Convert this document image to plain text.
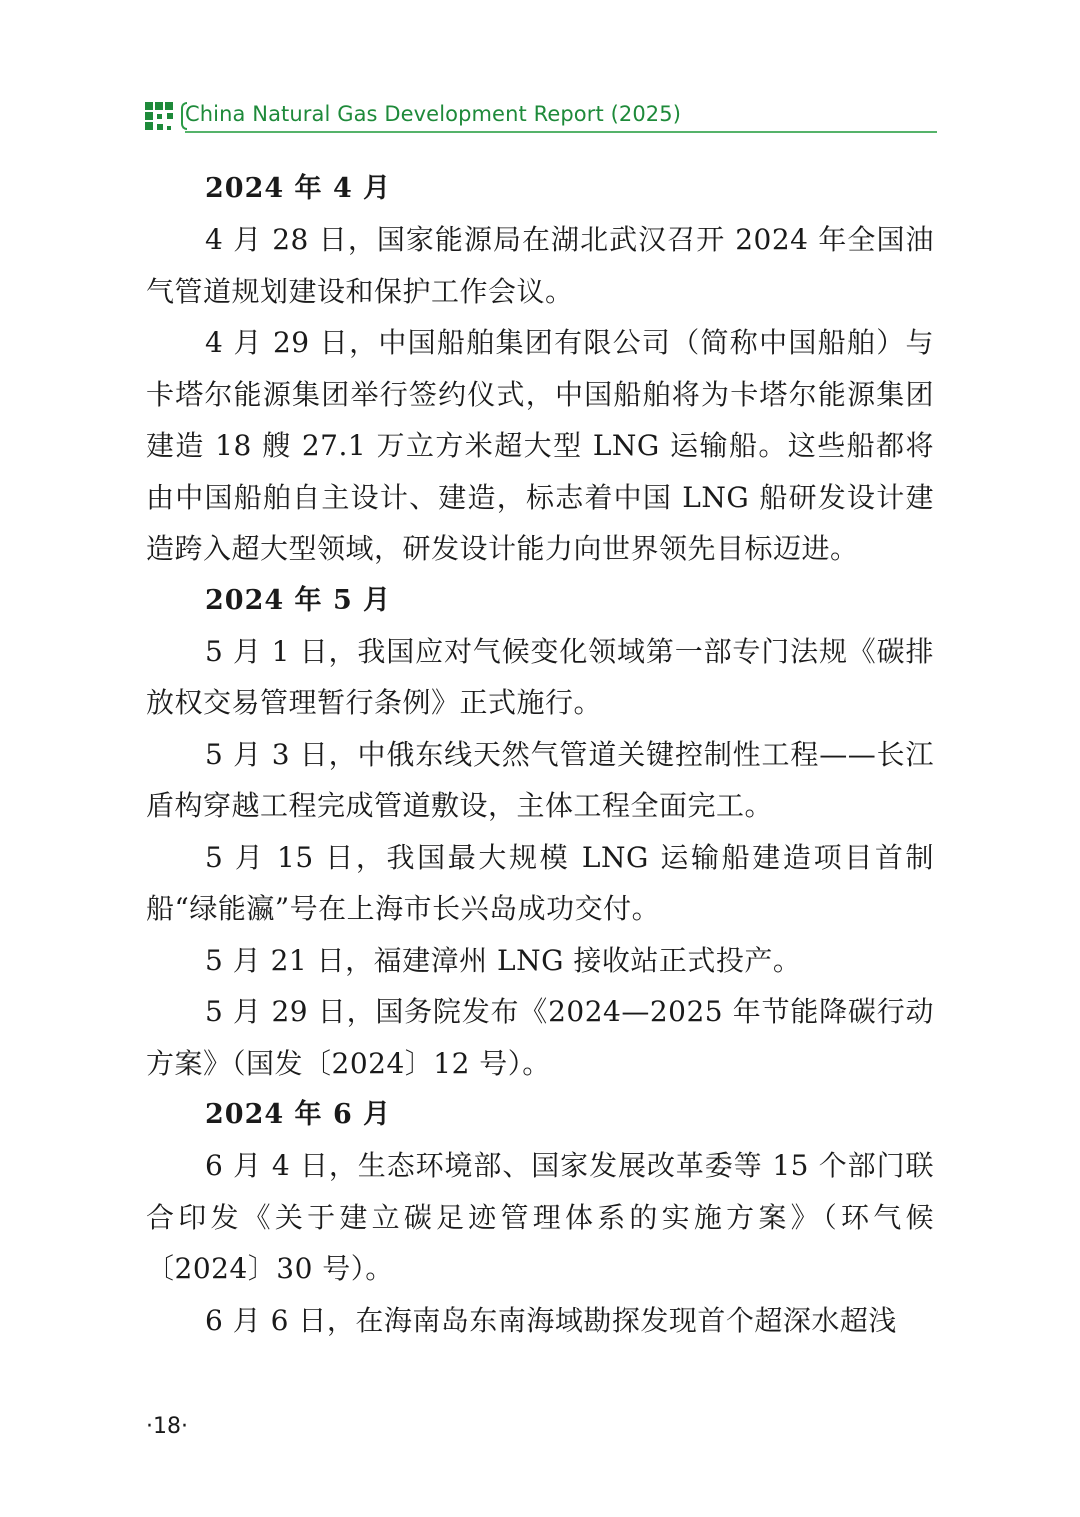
China Natural Gas Development Report (2025)

2024 年 4 月

4 月 28 日，国家能源局在湖北武汉召开 2024 年全国油气管道规划建设和保护工作会议。

4 月 29 日，中国船舶集团有限公司（简称中国船舶）与卡塔尔能源集团举行签约仪式，中国船舶将为卡塔尔能源集团建造 18 艘 27.1 万立方米超大型 LNG 运输船。这些船都将由中国船舶自主设计、建造，标志着中国 LNG 船研发设计建造跨入超大型领域，研发设计能力向世界领先目标迈进。

2024 年 5 月

5 月 1 日，我国应对气候变化领域第一部专门法规《碳排放权交易管理暂行条例》正式施行。

5 月 3 日，中俄东线天然气管道关键控制性工程——长江盾构穿越工程完成管道敷设，主体工程全面完工。

5 月 15 日，我国最大规模 LNG 运输船建造项目首制船“绿能瀛”号在上海市长兴岛成功交付。

5 月 21 日，福建漳州 LNG 接收站正式投产。

5 月 29 日，国务院发布《2024—2025 年节能降碳行动方案》（国发〔2024〕12 号）。

2024 年 6 月

6 月 4 日，生态环境部、国家发展改革委等 15 个部门联合印发《关于建立碳足迹管理体系的实施方案》（环气候〔2024〕30 号）。

6 月 6 日，在海南岛东南海域勘探发现首个超深水超浅

·18·
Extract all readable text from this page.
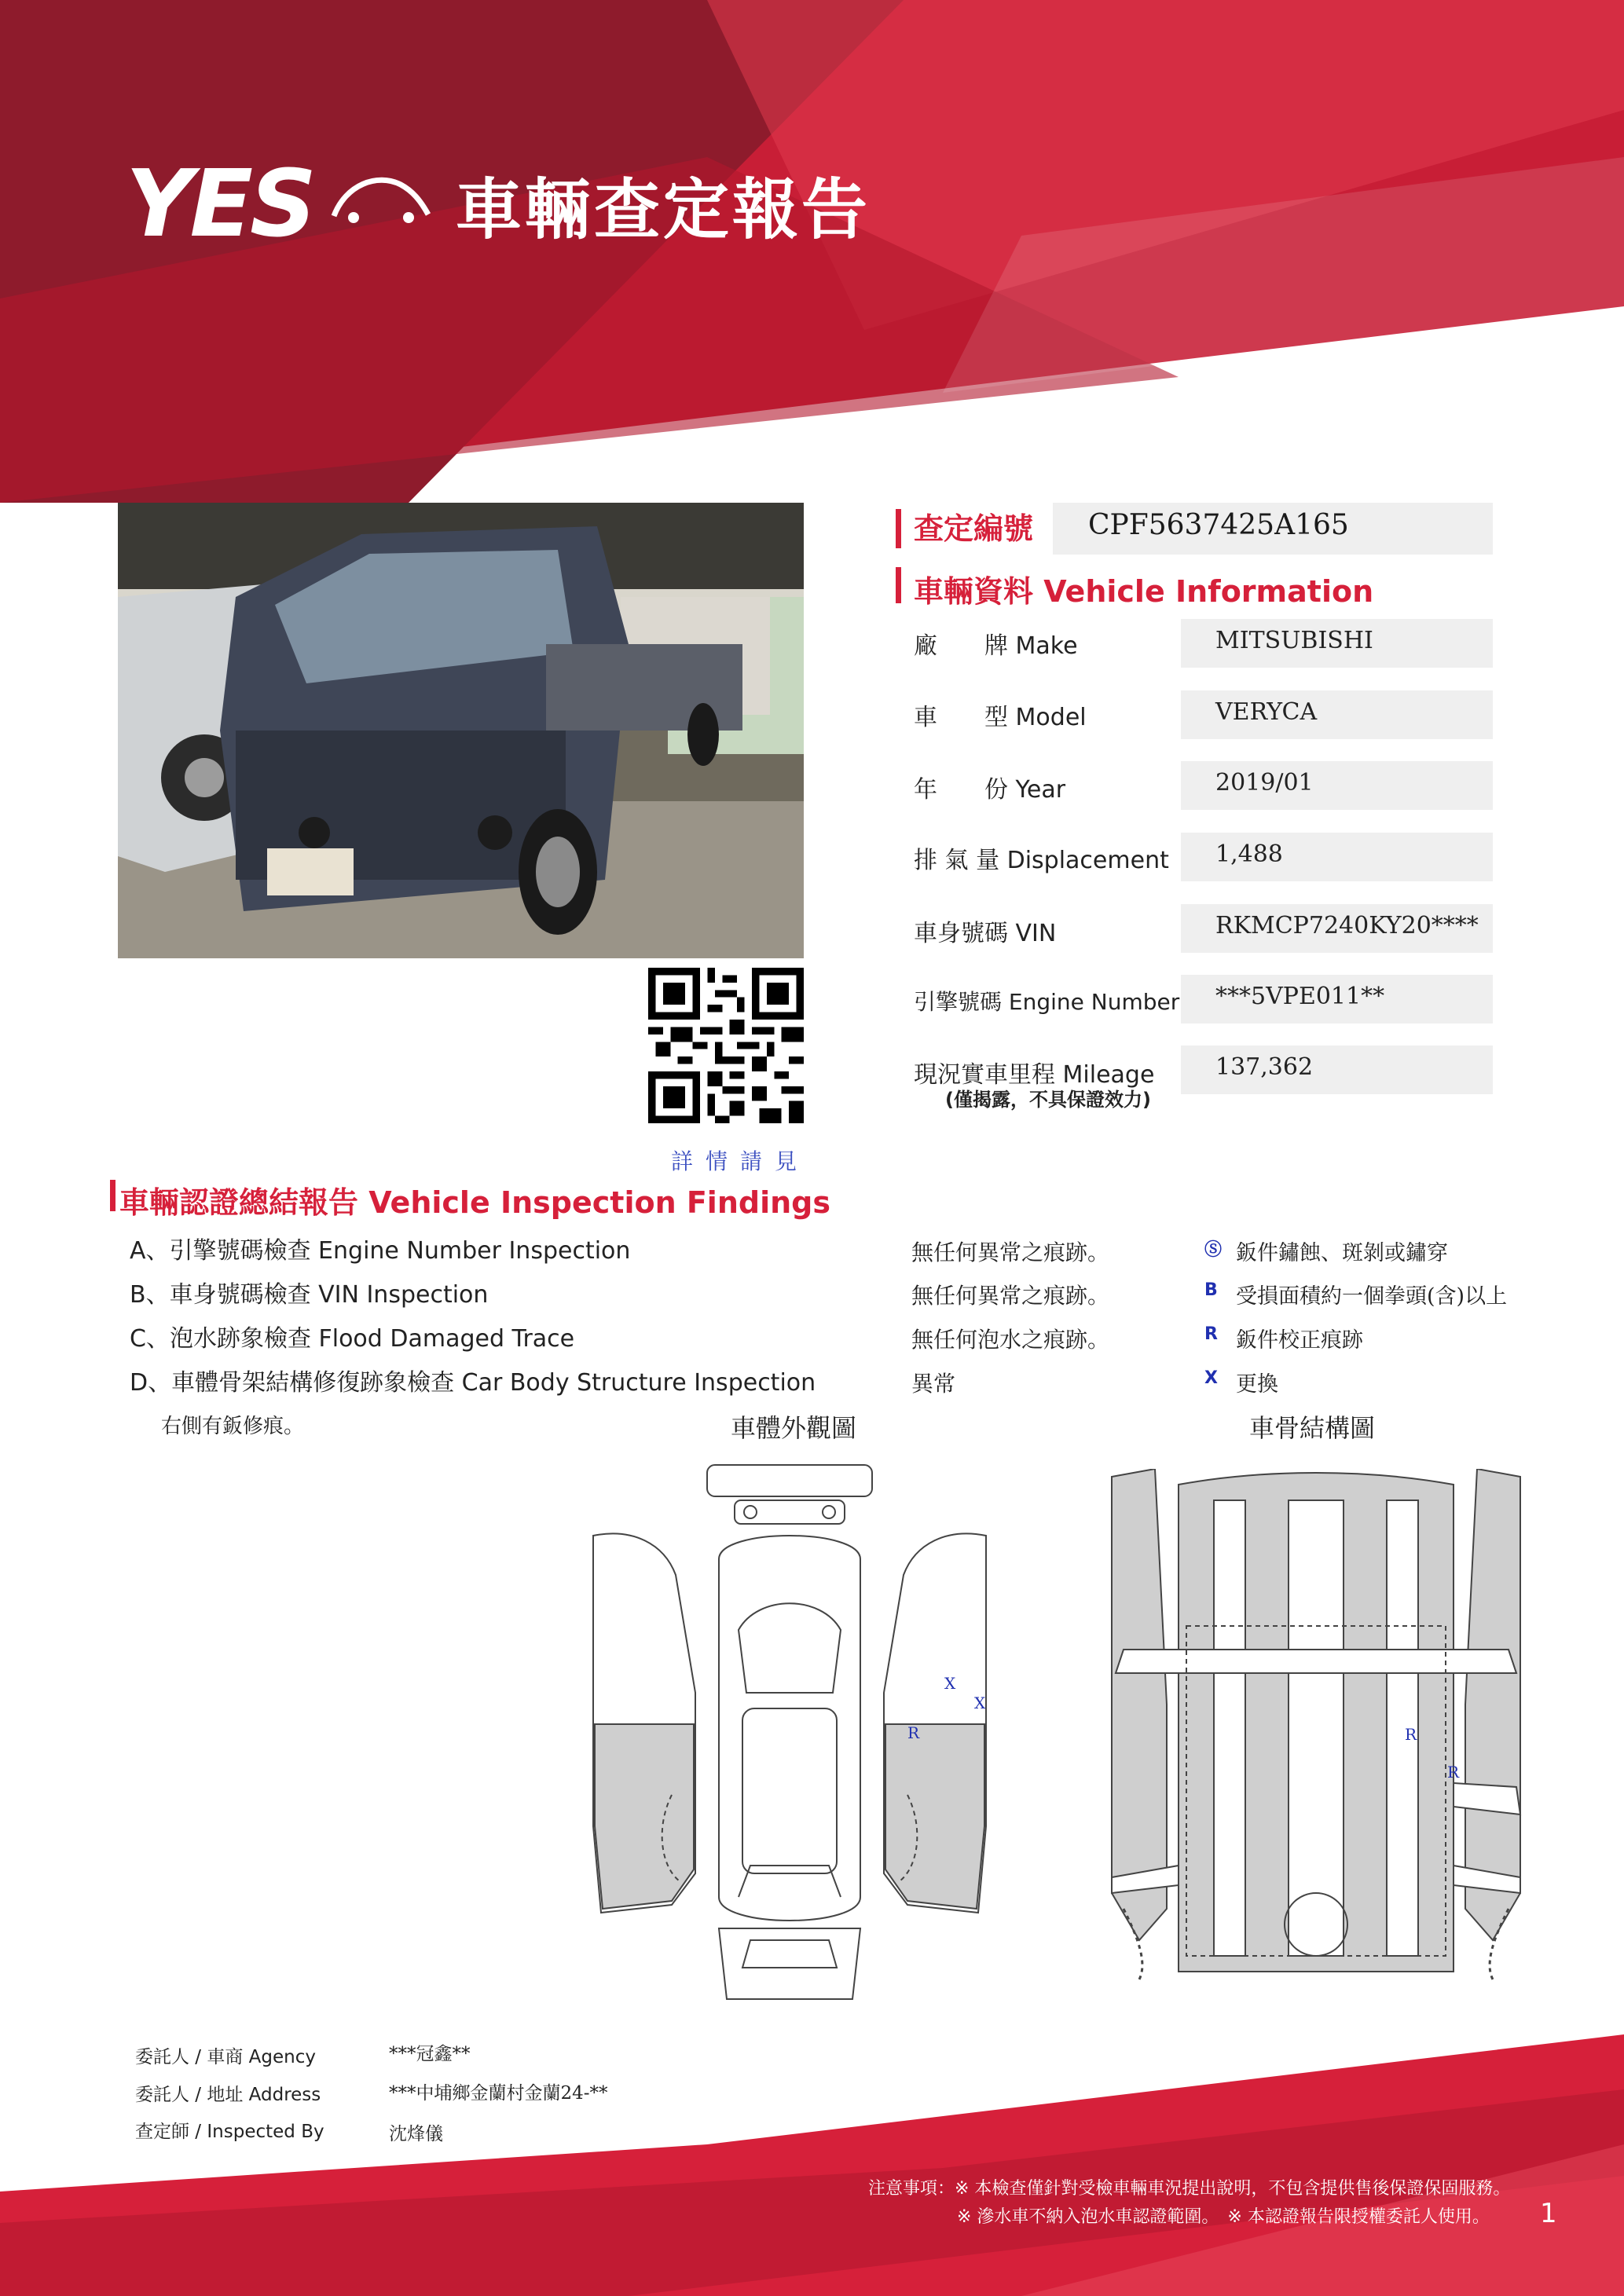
YES 車輛查定報告
詳情請見
查定編號 CPF5637425A165
車輛資料 Vehicle Information
廠　　牌 Make	MITSUBISHI
車　　型 Model	VERYCA
年　　份 Year	2019/01
排 氣 量 Displacement 1,488
車身號碼 VIN	RKMCP7240KY20****
引擎號碼 Engine Number ***5VPE011**
現況實車里程 Mileage	137,362
(僅揭露，不具保證效力)
車輛認證總結報告 Vehicle Inspection Findings
A、引擎號碼檢查 Engine Number Inspection	無任何異常之痕跡。
B、車身號碼檢查 VIN Inspection	無任何異常之痕跡。
C、泡水跡象檢查 Flood Damaged Trace	無任何泡水之痕跡。
D、車體骨架結構修復跡象檢查 Car Body Structure Inspection	異常
Ⓢ 鈑件鏽蝕、斑剝或鏽穿
B 受損面積約一個拳頭(含)以上
R 鈑件校正痕跡
X 更換
右側有鈑修痕。	車體外觀圖	車骨結構圖
X
X
R	R
R
委託人 / 車商 Agency	***冠鑫**
委託人 / 地址 Address	***中埔鄉金蘭村金蘭24-**
查定師 / Inspected By	沈烽儀
注意事項：※ 本檢查僅針對受檢車輛車況提出說明，不包含提供售後保證保固服務。
※ 滲水車不納入泡水車認證範圍。　※ 本認證報告限授權委託人使用。 1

• Exercise aim
Select from the material above each line in which the string "Inspection" appears, and list those lines.

• Exercise output
車輛認證總結報告 Vehicle Inspection Findings
A、引擎號碼檢查 Engine Number Inspection	無任何異常之痕跡。
B、車身號碼檢查 VIN Inspection	無任何異常之痕跡。
D、車體骨架結構修復跡象檢查 Car Body Structure Inspection	異常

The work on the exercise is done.